[Dataset]
.....

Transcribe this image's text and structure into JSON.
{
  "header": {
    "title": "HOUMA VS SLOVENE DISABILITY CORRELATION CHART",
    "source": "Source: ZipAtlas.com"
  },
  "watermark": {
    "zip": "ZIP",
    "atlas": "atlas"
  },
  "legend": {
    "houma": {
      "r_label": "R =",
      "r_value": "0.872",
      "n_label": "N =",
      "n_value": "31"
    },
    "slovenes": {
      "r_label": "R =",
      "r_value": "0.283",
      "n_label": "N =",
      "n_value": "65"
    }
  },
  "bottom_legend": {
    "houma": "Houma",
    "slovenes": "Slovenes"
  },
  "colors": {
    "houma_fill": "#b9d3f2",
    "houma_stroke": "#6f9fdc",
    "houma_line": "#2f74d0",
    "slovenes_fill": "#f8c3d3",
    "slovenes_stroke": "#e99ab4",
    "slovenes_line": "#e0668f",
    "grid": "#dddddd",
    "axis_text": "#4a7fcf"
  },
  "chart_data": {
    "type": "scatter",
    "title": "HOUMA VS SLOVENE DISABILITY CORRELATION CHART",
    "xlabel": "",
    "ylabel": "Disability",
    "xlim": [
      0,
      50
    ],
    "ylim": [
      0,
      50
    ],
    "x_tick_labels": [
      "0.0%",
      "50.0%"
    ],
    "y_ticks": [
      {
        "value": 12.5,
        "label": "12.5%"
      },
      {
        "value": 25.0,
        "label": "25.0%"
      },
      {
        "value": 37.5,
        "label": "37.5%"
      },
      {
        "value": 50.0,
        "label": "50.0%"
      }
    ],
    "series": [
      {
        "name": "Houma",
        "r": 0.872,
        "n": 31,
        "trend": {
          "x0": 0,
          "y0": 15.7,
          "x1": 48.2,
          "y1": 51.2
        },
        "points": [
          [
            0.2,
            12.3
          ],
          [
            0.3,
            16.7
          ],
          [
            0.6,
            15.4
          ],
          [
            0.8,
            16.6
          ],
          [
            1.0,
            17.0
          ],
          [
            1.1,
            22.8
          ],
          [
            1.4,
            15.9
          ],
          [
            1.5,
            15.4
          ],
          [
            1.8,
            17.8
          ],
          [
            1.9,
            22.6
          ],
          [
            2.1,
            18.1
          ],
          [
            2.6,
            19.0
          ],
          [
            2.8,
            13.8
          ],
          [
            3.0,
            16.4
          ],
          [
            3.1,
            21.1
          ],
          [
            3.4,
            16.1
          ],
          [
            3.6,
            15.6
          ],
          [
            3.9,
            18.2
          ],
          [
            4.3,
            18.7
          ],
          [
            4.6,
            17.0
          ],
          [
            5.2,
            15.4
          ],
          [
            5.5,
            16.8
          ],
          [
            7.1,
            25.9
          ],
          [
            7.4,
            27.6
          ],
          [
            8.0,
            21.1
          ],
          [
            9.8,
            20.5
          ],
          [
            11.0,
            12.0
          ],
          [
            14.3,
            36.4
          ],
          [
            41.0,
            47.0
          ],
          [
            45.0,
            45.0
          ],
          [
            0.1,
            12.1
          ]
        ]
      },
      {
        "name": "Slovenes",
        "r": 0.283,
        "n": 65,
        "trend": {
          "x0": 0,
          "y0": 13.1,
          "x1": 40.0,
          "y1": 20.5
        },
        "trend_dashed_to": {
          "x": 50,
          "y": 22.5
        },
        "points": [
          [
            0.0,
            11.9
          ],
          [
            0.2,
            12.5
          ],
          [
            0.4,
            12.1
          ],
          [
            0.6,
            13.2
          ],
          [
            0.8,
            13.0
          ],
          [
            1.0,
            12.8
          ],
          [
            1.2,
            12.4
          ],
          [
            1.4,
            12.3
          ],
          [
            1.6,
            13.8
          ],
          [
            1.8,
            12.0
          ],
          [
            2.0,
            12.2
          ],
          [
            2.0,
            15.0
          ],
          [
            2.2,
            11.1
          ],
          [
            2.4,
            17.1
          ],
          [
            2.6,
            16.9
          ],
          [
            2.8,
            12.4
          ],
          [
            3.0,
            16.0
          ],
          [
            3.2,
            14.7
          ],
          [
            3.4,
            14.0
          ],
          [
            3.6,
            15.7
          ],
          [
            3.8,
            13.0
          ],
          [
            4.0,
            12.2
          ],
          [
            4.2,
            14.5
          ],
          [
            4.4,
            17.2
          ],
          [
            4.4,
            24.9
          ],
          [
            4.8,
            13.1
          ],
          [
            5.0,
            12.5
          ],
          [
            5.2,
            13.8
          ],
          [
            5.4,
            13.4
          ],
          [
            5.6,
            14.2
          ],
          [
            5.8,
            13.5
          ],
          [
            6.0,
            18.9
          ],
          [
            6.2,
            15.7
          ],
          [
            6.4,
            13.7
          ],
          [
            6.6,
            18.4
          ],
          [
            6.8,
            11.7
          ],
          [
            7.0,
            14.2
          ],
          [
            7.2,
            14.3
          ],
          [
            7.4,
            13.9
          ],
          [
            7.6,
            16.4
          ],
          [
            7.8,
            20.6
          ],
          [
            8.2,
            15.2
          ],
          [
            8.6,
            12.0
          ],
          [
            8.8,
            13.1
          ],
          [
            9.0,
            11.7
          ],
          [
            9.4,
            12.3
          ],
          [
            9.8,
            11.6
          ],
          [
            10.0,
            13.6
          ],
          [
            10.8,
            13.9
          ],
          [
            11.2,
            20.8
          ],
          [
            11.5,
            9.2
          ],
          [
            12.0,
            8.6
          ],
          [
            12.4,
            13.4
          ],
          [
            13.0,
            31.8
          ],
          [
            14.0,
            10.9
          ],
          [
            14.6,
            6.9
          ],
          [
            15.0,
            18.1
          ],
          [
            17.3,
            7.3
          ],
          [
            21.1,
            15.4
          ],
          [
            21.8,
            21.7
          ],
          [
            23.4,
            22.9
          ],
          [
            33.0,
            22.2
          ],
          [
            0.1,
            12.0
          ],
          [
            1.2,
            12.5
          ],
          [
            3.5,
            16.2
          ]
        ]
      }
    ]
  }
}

.....

All of the lines above need to be given again exactly.

Transcribe this image's text and structure into JSON.
{
  "header": {
    "title": "HOUMA VS SLOVENE DISABILITY CORRELATION CHART",
    "source": "Source: ZipAtlas.com"
  },
  "watermark": {
    "zip": "ZIP",
    "atlas": "atlas"
  },
  "legend": {
    "houma": {
      "r_label": "R =",
      "r_value": "0.872",
      "n_label": "N =",
      "n_value": "31"
    },
    "slovenes": {
      "r_label": "R =",
      "r_value": "0.283",
      "n_label": "N =",
      "n_value": "65"
    }
  },
  "bottom_legend": {
    "houma": "Houma",
    "slovenes": "Slovenes"
  },
  "colors": {
    "houma_fill": "#b9d3f2",
    "houma_stroke": "#6f9fdc",
    "houma_line": "#2f74d0",
    "slovenes_fill": "#f8c3d3",
    "slovenes_stroke": "#e99ab4",
    "slovenes_line": "#e0668f",
    "grid": "#dddddd",
    "axis_text": "#4a7fcf"
  },
  "chart_data": {
    "type": "scatter",
    "title": "HOUMA VS SLOVENE DISABILITY CORRELATION CHART",
    "xlabel": "",
    "ylabel": "Disability",
    "xlim": [
      0,
      50
    ],
    "ylim": [
      0,
      50
    ],
    "x_tick_labels": [
      "0.0%",
      "50.0%"
    ],
    "y_ticks": [
      {
        "value": 12.5,
        "label": "12.5%"
      },
      {
        "value": 25.0,
        "label": "25.0%"
      },
      {
        "value": 37.5,
        "label": "37.5%"
      },
      {
        "value": 50.0,
        "label": "50.0%"
      }
    ],
    "series": [
      {
        "name": "Houma",
        "r": 0.872,
        "n": 31,
        "trend": {
          "x0": 0,
          "y0": 15.7,
          "x1": 48.2,
          "y1": 51.2
        },
        "points": [
          [
            0.2,
            12.3
          ],
          [
            0.3,
            16.7
          ],
          [
            0.6,
            15.4
          ],
          [
            0.8,
            16.6
          ],
          [
            1.0,
            17.0
          ],
          [
            1.1,
            22.8
          ],
          [
            1.4,
            15.9
          ],
          [
            1.5,
            15.4
          ],
          [
            1.8,
            17.8
          ],
          [
            1.9,
            22.6
          ],
          [
            2.1,
            18.1
          ],
          [
            2.6,
            19.0
          ],
          [
            2.8,
            13.8
          ],
          [
            3.0,
            16.4
          ],
          [
            3.1,
            21.1
          ],
          [
            3.4,
            16.1
          ],
          [
            3.6,
            15.6
          ],
          [
            3.9,
            18.2
          ],
          [
            4.3,
            18.7
          ],
          [
            4.6,
            17.0
          ],
          [
            5.2,
            15.4
          ],
          [
            5.5,
            16.8
          ],
          [
            7.1,
            25.9
          ],
          [
            7.4,
            27.6
          ],
          [
            8.0,
            21.1
          ],
          [
            9.8,
            20.5
          ],
          [
            11.0,
            12.0
          ],
          [
            14.3,
            36.4
          ],
          [
            41.0,
            47.0
          ],
          [
            45.0,
            45.0
          ],
          [
            0.1,
            12.1
          ]
        ]
      },
      {
        "name": "Slovenes",
        "r": 0.283,
        "n": 65,
        "trend": {
          "x0": 0,
          "y0": 13.1,
          "x1": 40.0,
          "y1": 20.5
        },
        "trend_dashed_to": {
          "x": 50,
          "y": 22.5
        },
        "points": [
          [
            0.0,
            11.9
          ],
          [
            0.2,
            12.5
          ],
          [
            0.4,
            12.1
          ],
          [
            0.6,
            13.2
          ],
          [
            0.8,
            13.0
          ],
          [
            1.0,
            12.8
          ],
          [
            1.2,
            12.4
          ],
          [
            1.4,
            12.3
          ],
          [
            1.6,
            13.8
          ],
          [
            1.8,
            12.0
          ],
          [
            2.0,
            12.2
          ],
          [
            2.0,
            15.0
          ],
          [
            2.2,
            11.1
          ],
          [
            2.4,
            17.1
          ],
          [
            2.6,
            16.9
          ],
          [
            2.8,
            12.4
          ],
          [
            3.0,
            16.0
          ],
          [
            3.2,
            14.7
          ],
          [
            3.4,
            14.0
          ],
          [
            3.6,
            15.7
          ],
          [
            3.8,
            13.0
          ],
          [
            4.0,
            12.2
          ],
          [
            4.2,
            14.5
          ],
          [
            4.4,
            17.2
          ],
          [
            4.4,
            24.9
          ],
          [
            4.8,
            13.1
          ],
          [
            5.0,
            12.5
          ],
          [
            5.2,
            13.8
          ],
          [
            5.4,
            13.4
          ],
          [
            5.6,
            14.2
          ],
          [
            5.8,
            13.5
          ],
          [
            6.0,
            18.9
          ],
          [
            6.2,
            15.7
          ],
          [
            6.4,
            13.7
          ],
          [
            6.6,
            18.4
          ],
          [
            6.8,
            11.7
          ],
          [
            7.0,
            14.2
          ],
          [
            7.2,
            14.3
          ],
          [
            7.4,
            13.9
          ],
          [
            7.6,
            16.4
          ],
          [
            7.8,
            20.6
          ],
          [
            8.2,
            15.2
          ],
          [
            8.6,
            12.0
          ],
          [
            8.8,
            13.1
          ],
          [
            9.0,
            11.7
          ],
          [
            9.4,
            12.3
          ],
          [
            9.8,
            11.6
          ],
          [
            10.0,
            13.6
          ],
          [
            10.8,
            13.9
          ],
          [
            11.2,
            20.8
          ],
          [
            11.5,
            9.2
          ],
          [
            12.0,
            8.6
          ],
          [
            12.4,
            13.4
          ],
          [
            13.0,
            31.8
          ],
          [
            14.0,
            10.9
          ],
          [
            14.6,
            6.9
          ],
          [
            15.0,
            18.1
          ],
          [
            17.3,
            7.3
          ],
          [
            21.1,
            15.4
          ],
          [
            21.8,
            21.7
          ],
          [
            23.4,
            22.9
          ],
          [
            33.0,
            22.2
          ],
          [
            0.1,
            12.0
          ],
          [
            1.2,
            12.5
          ],
          [
            3.5,
            16.2
          ]
        ]
      }
    ]
  }
}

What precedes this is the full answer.